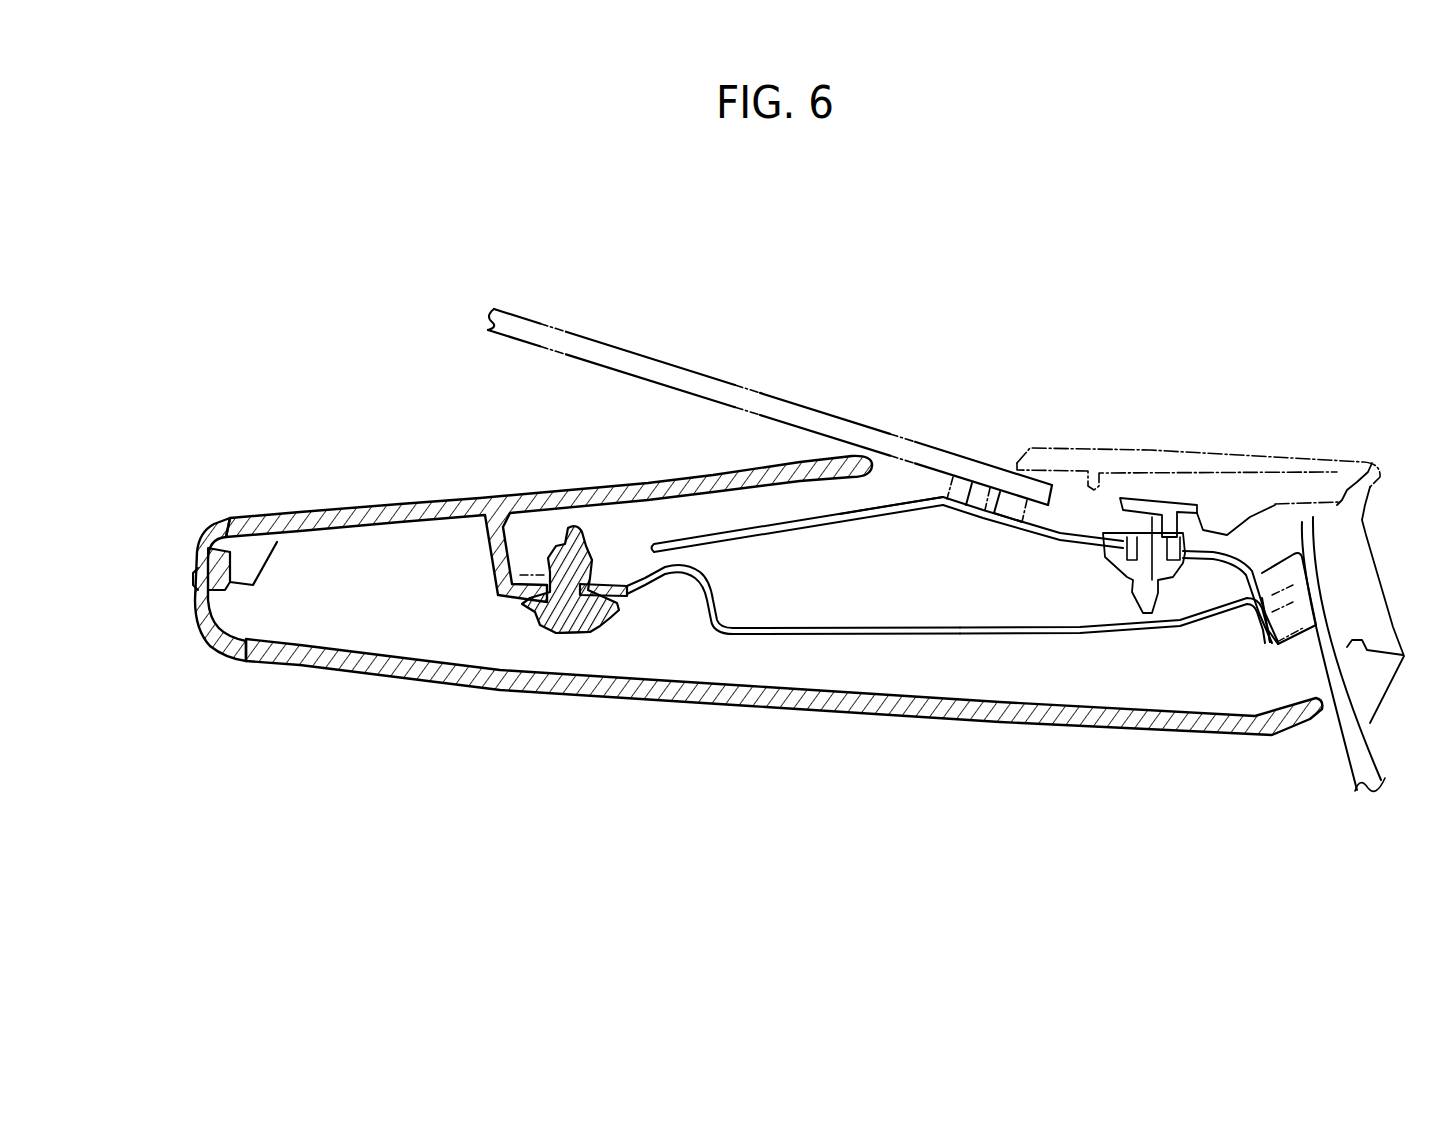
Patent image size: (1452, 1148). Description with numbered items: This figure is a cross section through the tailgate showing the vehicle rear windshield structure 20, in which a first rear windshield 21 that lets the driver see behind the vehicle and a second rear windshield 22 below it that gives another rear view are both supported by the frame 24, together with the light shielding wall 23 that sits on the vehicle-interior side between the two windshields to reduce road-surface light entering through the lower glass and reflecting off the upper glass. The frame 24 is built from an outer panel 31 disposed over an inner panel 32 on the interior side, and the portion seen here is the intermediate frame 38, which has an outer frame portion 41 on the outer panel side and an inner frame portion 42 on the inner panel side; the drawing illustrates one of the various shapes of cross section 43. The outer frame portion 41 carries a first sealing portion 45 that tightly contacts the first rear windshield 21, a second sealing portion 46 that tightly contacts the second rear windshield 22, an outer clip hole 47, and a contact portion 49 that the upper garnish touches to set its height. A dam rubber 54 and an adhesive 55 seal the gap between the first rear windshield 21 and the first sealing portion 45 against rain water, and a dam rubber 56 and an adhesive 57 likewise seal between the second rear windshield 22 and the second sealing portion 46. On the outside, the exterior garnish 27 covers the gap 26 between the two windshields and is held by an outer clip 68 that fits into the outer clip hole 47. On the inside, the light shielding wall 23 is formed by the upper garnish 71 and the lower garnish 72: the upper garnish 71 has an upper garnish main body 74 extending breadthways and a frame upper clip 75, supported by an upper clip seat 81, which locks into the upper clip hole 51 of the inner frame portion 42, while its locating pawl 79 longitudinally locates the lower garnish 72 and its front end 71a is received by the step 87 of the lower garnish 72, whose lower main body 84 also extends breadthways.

The vehicle rear windshield structure 20 is at (310, 185).
The first rear windshield 21 is at (687, 371).
The second rear windshield 22 is at (1326, 658).
The light shielding wall 23 is at (240, 366).
The frame 24 is at (775, 888).
The gap 26 is at (1242, 535).
The exterior garnish 27 is at (1178, 449).
The outer panel 31 is at (717, 547).
The inner panel 32 is at (990, 637).
The intermediate frame 38 is at (975, 816).
The outer frame portion 41 is at (775, 537).
The inner frame portion 42 is at (927, 637).
The cross section 43 is at (925, 557).
The first sealing portion 45 is at (988, 528).
The second sealing portion 46 is at (1263, 628).
The outer clip hole 47 is at (1170, 576).
The contact portion 49 is at (866, 506).
The upper clip hole 51 is at (575, 640).
The dam rubber 54 is at (970, 493).
The adhesive 55 is at (1015, 500).
The dam rubber 56 is at (1293, 620).
The adhesive 57 is at (1274, 567).
The outer clip 68 is at (1155, 530).
The upper garnish 71 is at (303, 512).
The front end 71a is at (203, 572).
The lower garnish 72 is at (455, 663).
The upper garnish main body 74 is at (347, 510).
The frame upper clip 75 is at (574, 528).
The locating pawl 79 is at (256, 555).
The upper clip seat 81 is at (617, 586).
The lower main body 84 is at (412, 667).
The step 87 is at (198, 580).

· · · · ·

Please pull out, word for word, the stretch of lines from the first one through the line containing "The frame 24 is at (775, 888).", with the pictures left out.

Patent image size: (1452, 1148). Description with numbered items: This figure is a cross section through the tailgate showing the vehicle rear windshield structure 20, in which a first rear windshield 21 that lets the driver see behind the vehicle and a second rear windshield 22 below it that gives another rear view are both supported by the frame 24, together with the light shielding wall 23 that sits on the vehicle-interior side between the two windshields to reduce road-surface light entering through the lower glass and reflecting off the upper glass. The frame 24 is built from an outer panel 31 disposed over an inner panel 32 on the interior side, and the portion seen here is the intermediate frame 38, which has an outer frame portion 41 on the outer panel side and an inner frame portion 42 on the inner panel side; the drawing illustrates one of the various shapes of cross section 43. The outer frame portion 41 carries a first sealing portion 45 that tightly contacts the first rear windshield 21, a second sealing portion 46 that tightly contacts the second rear windshield 22, an outer clip hole 47, and a contact portion 49 that the upper garnish touches to set its height. A dam rubber 54 and an adhesive 55 seal the gap between the first rear windshield 21 and the first sealing portion 45 against rain water, and a dam rubber 56 and an adhesive 57 likewise seal between the second rear windshield 22 and the second sealing portion 46. On the outside, the exterior garnish 27 covers the gap 26 between the two windshields and is held by an outer clip 68 that fits into the outer clip hole 47. On the inside, the light shielding wall 23 is formed by the upper garnish 71 and the lower garnish 72: the upper garnish 71 has an upper garnish main body 74 extending breadthways and a frame upper clip 75, supported by an upper clip seat 81, which locks into the upper clip hole 51 of the inner frame portion 42, while its locating pawl 79 longitudinally locates the lower garnish 72 and its front end 71a is received by the step 87 of the lower garnish 72, whose lower main body 84 also extends breadthways.

The vehicle rear windshield structure 20 is at (310, 185).
The first rear windshield 21 is at (687, 371).
The second rear windshield 22 is at (1326, 658).
The light shielding wall 23 is at (240, 366).
The frame 24 is at (775, 888).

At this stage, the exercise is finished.